On trouve d'abord à l’orient une première crête
longitudinale isolée, la plus élevée de toutes, qu'un spectateur placé à
Genève ou sur le Léman aperçoit du coté de l’ouest comme une immense barrière
: c'est le Jura proprement dit ; c'est notre Jura
oriental, ou Grand Jura ;
c'est le Jura de César, en y
comprenant, ce qui est essentiel, une suite de cette grande crête située en
Savoie, où elle est indiquée sur la carte de Cassini sous le nom de montagne aux Vaches, et sur celle de
l'état-major sous le nom de montagne du Vuache
ou de Chaumont. Le Jura oriental se
termine au sud en forme de promontoire à Frangy, petite ville située au pied
du mont, sur le torrent des Lusses. A partir de là, en remontant au nord,
cette grande crête du Jura oriental présente, à environ dix kilomètres de
distance, la brèche ou cassure profonde qui livre passage au Rhône et que
défend aujourd'hui le fort de l'Ecluse ; puis l’on voit la grande crête
s'élever encore davantage sur la rive droite, suivre la direction du
nord-est, et se prolonger au loin, à perte de vue, sans présenter aucun
abaissement considérable dans sa ligne de faîte.

## Lignes répertoriées
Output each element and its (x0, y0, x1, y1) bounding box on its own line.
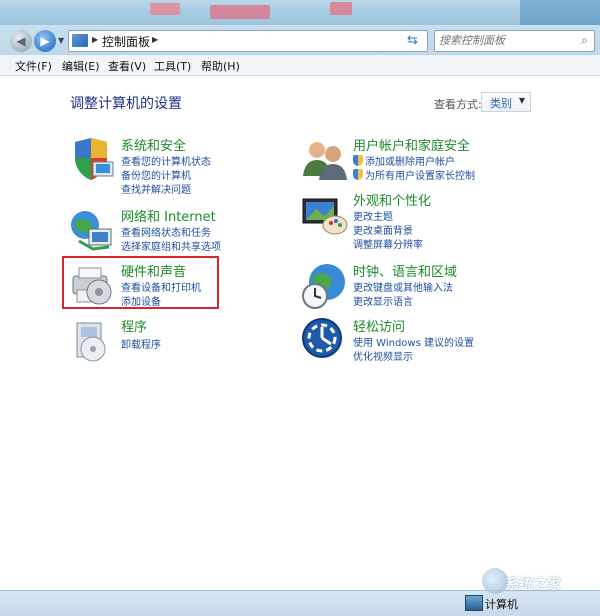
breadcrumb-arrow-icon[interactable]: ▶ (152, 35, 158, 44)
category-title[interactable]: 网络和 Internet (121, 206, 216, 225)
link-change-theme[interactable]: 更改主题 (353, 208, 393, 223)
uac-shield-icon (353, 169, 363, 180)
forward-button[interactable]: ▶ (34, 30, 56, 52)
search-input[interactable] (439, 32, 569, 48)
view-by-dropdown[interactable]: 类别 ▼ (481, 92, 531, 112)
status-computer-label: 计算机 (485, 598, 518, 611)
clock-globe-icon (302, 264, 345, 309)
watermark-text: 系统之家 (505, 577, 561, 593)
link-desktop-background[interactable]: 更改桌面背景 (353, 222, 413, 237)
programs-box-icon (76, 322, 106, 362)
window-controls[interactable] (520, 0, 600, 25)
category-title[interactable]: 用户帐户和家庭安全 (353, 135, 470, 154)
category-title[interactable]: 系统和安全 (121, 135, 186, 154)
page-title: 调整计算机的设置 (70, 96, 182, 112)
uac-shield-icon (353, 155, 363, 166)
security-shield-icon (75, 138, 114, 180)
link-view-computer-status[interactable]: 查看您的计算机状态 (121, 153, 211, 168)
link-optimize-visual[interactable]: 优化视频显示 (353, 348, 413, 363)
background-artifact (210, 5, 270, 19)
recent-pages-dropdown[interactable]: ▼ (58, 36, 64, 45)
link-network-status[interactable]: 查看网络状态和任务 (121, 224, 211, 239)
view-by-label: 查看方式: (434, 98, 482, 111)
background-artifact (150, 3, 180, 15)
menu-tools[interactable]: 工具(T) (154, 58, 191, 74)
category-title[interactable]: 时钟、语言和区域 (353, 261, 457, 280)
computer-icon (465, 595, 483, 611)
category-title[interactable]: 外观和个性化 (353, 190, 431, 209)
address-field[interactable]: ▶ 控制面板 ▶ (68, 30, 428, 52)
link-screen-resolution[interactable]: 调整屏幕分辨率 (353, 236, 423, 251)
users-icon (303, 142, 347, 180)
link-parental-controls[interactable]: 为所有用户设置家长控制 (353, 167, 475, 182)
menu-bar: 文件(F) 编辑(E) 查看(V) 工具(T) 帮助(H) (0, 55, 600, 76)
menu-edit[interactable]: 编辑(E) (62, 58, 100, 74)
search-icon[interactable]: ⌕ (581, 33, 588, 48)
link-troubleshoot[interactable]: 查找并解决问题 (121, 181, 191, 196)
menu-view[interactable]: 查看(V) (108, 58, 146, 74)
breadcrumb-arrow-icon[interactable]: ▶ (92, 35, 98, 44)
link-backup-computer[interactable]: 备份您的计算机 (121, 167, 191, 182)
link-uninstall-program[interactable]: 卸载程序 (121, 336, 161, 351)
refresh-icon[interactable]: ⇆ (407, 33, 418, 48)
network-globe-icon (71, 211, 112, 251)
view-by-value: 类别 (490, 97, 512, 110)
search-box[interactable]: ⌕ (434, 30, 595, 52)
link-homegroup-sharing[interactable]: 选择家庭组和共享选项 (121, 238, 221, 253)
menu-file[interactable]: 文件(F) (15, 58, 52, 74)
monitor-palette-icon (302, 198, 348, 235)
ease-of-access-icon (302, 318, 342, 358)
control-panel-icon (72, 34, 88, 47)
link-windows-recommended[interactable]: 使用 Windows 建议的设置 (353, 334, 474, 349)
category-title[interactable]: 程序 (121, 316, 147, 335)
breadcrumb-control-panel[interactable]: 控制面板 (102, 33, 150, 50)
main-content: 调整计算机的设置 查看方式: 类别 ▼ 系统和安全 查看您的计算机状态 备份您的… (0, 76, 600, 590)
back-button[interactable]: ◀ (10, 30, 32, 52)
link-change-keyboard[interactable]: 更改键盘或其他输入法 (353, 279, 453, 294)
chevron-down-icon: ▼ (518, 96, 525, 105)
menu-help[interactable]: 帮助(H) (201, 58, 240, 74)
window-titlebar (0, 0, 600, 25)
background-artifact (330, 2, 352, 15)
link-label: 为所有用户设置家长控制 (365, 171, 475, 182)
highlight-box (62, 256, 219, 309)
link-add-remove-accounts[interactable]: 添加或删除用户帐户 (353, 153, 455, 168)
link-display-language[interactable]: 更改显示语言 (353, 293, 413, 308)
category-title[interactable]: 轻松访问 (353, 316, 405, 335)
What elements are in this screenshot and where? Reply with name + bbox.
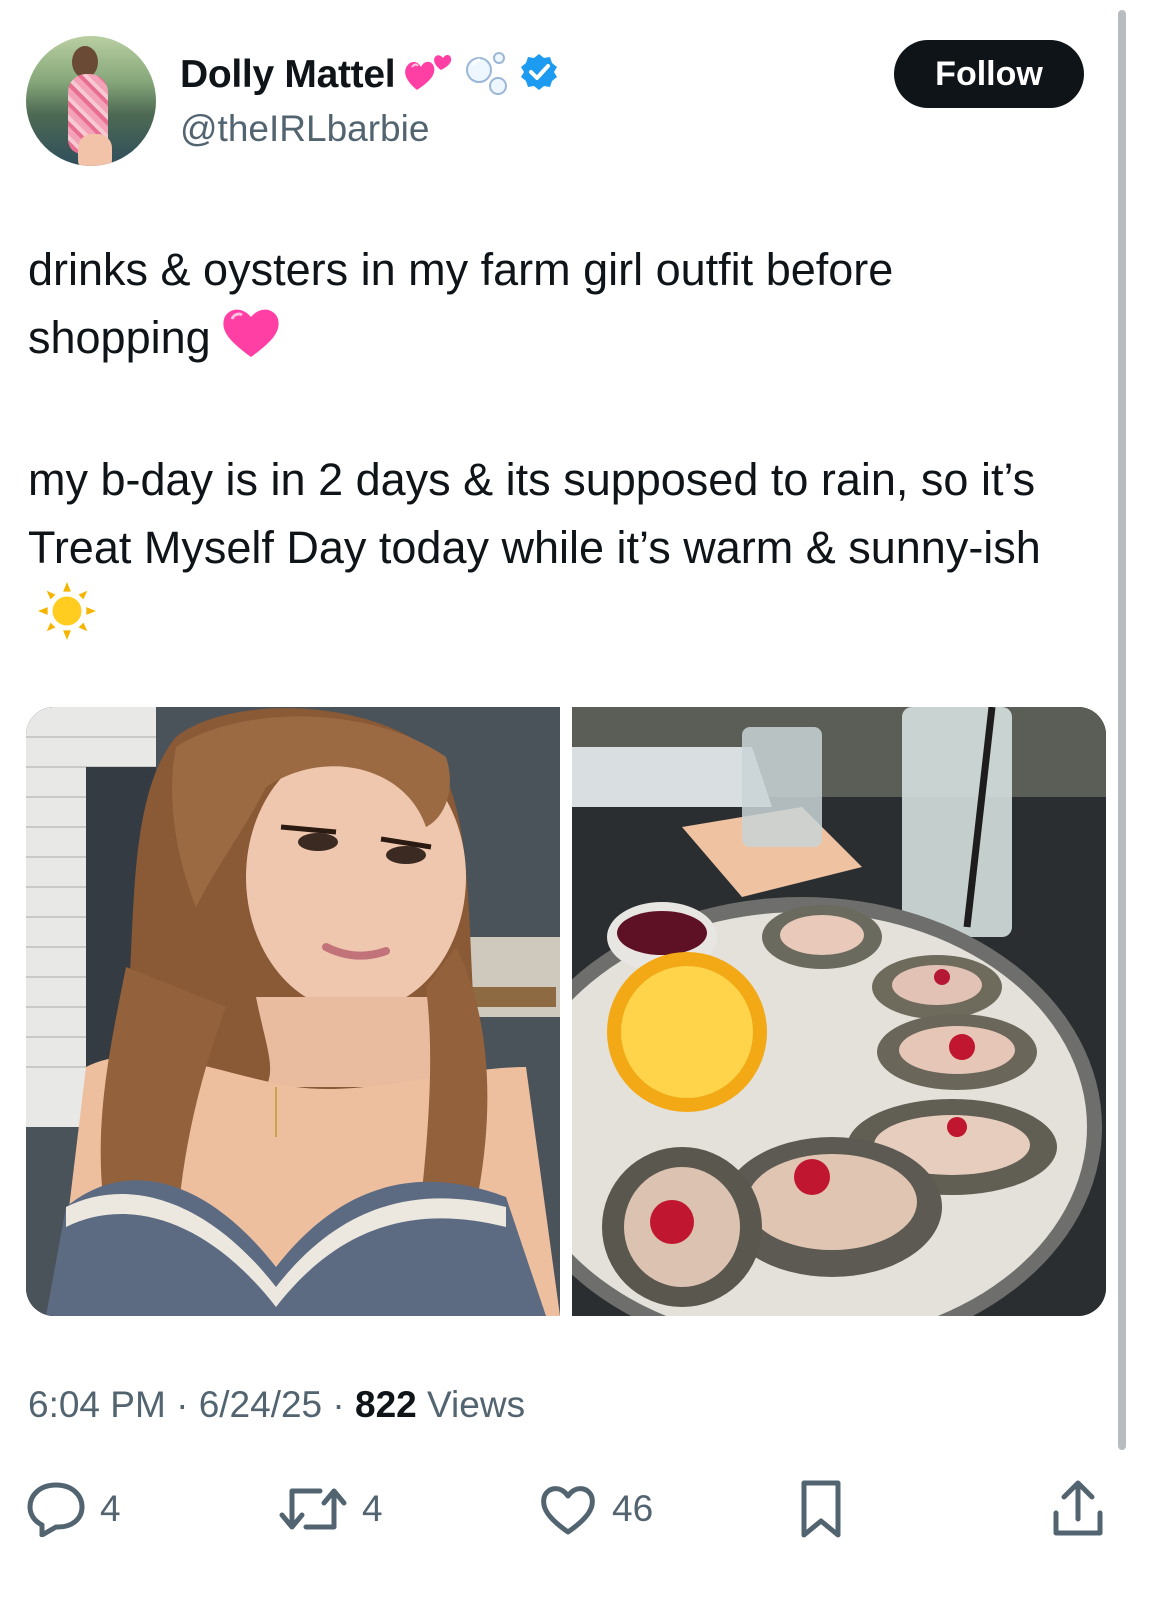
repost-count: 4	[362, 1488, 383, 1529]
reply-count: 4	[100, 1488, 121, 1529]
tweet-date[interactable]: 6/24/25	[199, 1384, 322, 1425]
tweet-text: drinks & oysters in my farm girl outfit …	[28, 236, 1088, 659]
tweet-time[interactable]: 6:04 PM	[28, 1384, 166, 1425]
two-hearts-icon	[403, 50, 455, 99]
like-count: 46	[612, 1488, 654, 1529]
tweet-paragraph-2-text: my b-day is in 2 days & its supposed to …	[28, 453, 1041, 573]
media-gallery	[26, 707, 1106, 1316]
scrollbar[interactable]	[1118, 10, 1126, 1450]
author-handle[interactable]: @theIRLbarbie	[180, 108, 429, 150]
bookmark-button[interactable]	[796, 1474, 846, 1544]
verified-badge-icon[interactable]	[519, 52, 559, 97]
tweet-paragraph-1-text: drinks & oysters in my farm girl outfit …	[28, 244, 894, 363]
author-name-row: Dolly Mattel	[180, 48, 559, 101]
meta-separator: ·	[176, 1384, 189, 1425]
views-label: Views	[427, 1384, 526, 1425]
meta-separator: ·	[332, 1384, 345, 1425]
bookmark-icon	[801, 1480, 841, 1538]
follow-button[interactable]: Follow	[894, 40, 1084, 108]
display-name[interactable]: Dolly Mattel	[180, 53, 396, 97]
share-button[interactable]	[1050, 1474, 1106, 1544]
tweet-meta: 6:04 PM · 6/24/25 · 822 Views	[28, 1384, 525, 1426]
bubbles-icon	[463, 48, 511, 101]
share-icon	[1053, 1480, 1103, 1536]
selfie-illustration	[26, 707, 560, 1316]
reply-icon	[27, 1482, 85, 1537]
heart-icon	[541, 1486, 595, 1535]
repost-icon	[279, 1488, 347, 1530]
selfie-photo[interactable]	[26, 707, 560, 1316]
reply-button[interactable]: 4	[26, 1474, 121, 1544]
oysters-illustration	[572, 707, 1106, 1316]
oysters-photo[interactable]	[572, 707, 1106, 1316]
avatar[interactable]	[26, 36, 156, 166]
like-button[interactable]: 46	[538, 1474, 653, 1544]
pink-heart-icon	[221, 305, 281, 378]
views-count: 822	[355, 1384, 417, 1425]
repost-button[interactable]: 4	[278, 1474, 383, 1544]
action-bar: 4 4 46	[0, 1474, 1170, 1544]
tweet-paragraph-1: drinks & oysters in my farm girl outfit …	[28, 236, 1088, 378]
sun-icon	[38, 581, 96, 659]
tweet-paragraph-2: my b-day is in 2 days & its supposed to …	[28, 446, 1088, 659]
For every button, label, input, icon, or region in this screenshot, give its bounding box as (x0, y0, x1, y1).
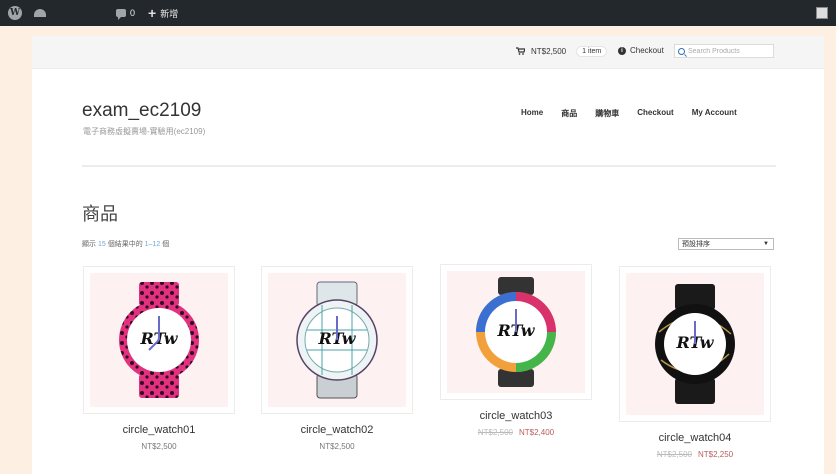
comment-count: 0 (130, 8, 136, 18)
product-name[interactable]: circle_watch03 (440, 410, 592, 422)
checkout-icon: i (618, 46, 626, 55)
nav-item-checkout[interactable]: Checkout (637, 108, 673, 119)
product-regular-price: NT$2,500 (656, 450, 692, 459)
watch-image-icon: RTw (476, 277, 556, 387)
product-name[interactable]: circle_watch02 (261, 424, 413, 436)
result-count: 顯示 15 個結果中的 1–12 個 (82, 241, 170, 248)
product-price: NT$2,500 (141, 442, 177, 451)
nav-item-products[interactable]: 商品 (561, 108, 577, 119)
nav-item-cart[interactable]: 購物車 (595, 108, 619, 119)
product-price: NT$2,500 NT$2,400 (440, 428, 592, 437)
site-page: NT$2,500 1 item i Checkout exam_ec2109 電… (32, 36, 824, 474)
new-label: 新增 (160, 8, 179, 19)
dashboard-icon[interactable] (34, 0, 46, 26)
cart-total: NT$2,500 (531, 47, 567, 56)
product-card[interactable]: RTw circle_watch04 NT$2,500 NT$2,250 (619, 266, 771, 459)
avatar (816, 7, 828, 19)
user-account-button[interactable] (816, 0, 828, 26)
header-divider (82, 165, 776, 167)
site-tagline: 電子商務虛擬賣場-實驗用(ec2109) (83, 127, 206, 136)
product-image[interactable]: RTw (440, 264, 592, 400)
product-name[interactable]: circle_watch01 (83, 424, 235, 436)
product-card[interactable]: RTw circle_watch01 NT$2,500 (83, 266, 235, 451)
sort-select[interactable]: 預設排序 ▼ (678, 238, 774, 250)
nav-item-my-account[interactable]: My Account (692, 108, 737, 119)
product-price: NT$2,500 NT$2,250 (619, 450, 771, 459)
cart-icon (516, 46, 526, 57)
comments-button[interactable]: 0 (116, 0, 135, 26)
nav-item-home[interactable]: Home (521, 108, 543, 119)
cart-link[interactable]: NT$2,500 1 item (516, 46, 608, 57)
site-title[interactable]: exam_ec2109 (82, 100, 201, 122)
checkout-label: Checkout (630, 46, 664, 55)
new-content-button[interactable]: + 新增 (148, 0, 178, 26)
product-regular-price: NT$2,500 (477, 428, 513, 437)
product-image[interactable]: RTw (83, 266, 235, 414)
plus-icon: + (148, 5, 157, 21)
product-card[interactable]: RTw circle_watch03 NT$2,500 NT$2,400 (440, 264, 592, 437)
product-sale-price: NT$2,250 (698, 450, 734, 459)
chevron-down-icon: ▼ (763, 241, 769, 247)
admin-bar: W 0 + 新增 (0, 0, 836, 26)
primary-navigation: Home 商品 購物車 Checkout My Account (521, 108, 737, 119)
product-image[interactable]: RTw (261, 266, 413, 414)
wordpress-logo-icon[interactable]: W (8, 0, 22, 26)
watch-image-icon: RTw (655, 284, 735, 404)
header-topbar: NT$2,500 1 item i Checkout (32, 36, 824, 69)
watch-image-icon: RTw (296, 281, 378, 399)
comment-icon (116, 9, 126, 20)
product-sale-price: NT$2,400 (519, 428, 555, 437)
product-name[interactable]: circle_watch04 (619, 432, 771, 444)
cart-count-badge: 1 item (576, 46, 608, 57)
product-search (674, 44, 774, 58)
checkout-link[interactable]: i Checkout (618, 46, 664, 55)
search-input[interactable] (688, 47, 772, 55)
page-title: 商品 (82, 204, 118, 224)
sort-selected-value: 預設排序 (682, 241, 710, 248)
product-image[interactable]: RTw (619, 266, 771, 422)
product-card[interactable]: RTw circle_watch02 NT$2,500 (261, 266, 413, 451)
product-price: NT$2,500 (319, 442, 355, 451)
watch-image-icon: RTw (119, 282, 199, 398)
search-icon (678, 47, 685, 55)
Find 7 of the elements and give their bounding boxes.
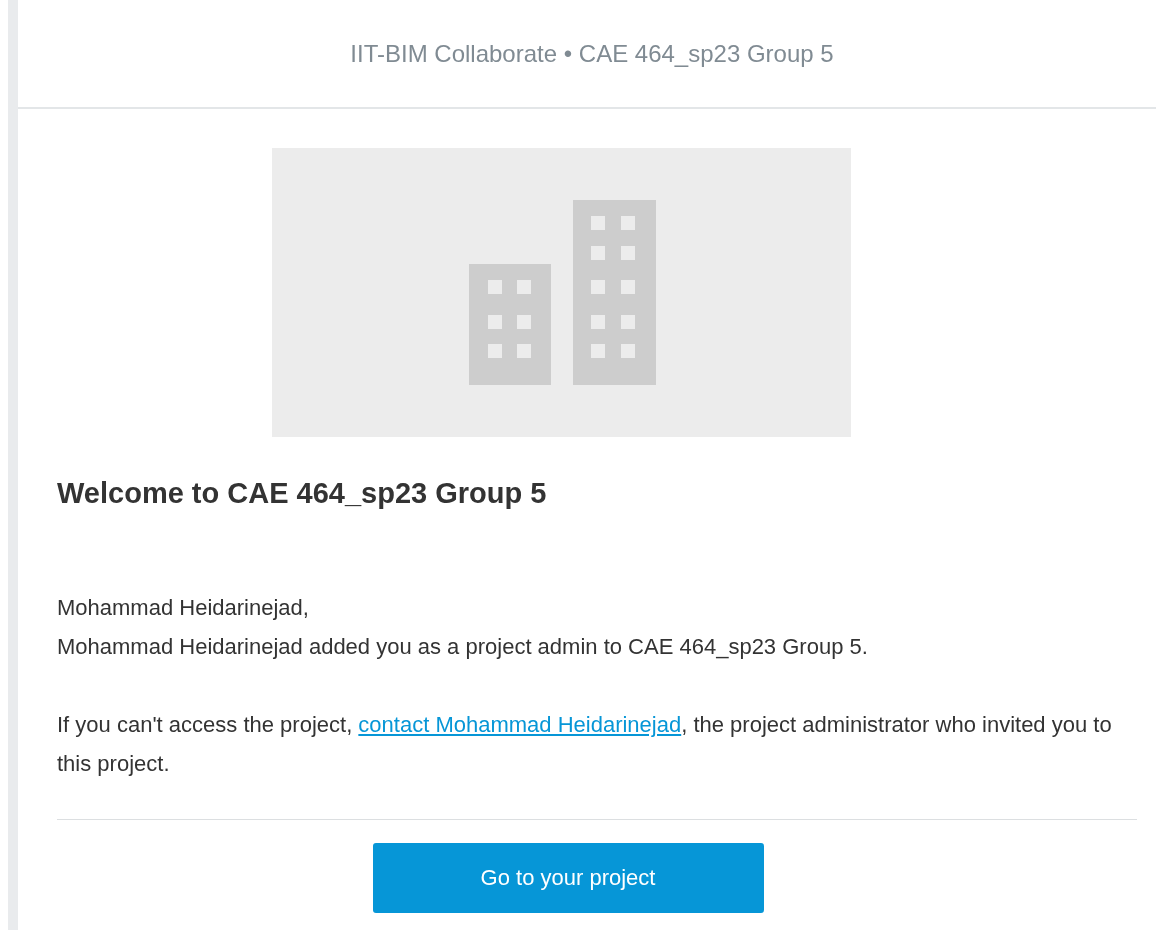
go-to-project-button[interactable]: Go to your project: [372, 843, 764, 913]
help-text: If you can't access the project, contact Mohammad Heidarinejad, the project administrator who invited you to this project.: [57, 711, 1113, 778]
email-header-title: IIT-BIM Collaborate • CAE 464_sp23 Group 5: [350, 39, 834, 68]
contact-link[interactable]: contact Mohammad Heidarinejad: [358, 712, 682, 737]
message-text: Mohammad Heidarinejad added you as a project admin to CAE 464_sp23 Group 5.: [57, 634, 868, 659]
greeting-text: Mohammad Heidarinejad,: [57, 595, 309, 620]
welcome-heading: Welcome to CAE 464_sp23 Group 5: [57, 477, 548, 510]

## Travail demandé
**a)** Répondez aux questions suivantes à partir de l'extrait sur le Jura :
(i) Sous quel nom la carte de Cassini indique-t-elle la suite de la grande crête située en Savoie ?
(ii) Où le Jura oriental se termine-t-il au sud, et sous quelle forme ?
(iii) Quel fort défend aujourd'hui la brèche qui livre passage au Rhône ?
**b)** Traduisez en anglais cette phrase de l'extrait sur le Jura : « Le Jura oriental se termine au sud en forme de promontoire à Frangy, petite ville située au pied du mont, sur le torrent des Lusses. »
**c)** Rédigez la suite du texte sur le Jura oriental à partir de la phrase qui le termine.
Les lignes n'interviennent pas dans ce travail.

## Réponses rédigées
**a)**
(i) Montagne aux Vaches.
(ii) À Frangy, en forme de promontoire.
(iii) Le fort de l'Ecluse.

**b)** The eastern Jura ends to the south in the form of a promontory at Frangy, a small town located at the foot of the mountain, on the Lusses torrent.

**c)**
Le Jura oriental ou Grand Jura paraît n'avoir pu, à cause
de la hauteur de sa ligne de faîte et de la rapidité de ses versants, être
traversé par une armée, à l'époque de César, sinon à la cassure où se trouve
aujourd'hui le fort de l'Écluse.
A l’ouest du Grand Jura se trouve un massif moyen, notre Jura moyen. Il est très-épais et se compose de
plusieurs crêtes parallèles séparées par des vallées. Il est compris entre la Valserine et l'Ain,
deux cours d'eau qui proviennent du cœur des montagnes et qui coulent droit
au sud, dans le sens de la chaîne, de part et d'autre de ce massif moyen,
pour aller se jeter dans le Rhône sur deux points très-éloignés l'un de
l'autre. Ainsi, la Valserine
et l'Ain bordent le Jura moyen et se réunissent au fleuve pour embrasser le promontoire moyen, qui est vaste et accidenté.
Le Jura moyen semble avoir repoussé le Rhône, l'avoir forcé de faire un coude
à angle droit au confluent de la
Valserine, et d'aller, à partir de ce point, faire un grand
détour au sud, pour se rendre à Lyon où il tendait directement depuis Genève.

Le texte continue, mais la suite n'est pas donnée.